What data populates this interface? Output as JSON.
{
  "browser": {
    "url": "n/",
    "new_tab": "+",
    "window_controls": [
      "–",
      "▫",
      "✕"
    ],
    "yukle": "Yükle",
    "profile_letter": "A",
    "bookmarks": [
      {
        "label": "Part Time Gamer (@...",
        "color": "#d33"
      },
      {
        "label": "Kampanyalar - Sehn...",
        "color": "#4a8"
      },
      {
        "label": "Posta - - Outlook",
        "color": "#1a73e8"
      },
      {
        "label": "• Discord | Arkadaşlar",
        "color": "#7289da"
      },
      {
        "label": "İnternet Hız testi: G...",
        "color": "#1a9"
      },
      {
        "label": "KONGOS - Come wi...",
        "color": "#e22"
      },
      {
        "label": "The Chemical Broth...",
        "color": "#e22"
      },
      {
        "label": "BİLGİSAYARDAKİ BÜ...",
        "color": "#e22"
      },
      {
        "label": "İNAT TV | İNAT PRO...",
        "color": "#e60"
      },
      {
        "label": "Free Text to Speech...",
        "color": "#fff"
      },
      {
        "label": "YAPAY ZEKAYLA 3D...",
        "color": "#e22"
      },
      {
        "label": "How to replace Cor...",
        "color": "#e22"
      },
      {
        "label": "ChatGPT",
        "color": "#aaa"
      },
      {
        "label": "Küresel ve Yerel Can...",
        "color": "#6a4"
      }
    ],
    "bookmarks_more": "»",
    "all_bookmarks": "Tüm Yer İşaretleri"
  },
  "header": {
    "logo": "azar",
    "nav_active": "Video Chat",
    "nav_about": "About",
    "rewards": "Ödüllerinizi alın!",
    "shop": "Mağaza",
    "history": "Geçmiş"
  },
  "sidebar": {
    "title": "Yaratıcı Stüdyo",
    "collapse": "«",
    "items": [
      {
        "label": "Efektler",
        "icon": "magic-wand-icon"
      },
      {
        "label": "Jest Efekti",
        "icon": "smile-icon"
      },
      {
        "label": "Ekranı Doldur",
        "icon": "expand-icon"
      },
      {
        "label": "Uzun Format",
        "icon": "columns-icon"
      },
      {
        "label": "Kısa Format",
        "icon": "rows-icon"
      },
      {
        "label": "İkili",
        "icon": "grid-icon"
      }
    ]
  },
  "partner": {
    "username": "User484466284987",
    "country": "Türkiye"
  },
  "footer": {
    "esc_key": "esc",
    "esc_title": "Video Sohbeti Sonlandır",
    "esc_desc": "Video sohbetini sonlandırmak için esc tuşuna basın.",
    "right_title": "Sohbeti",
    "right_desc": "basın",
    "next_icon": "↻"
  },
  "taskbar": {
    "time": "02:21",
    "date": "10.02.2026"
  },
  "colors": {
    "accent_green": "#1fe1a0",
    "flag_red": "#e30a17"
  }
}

• • • •

EXERCISE PROMPT
Search the lines for "Format". Copy each line that has it.

RESULT OF THE TASK
        "label": "Uzun Format",
        "label": "Kısa Format",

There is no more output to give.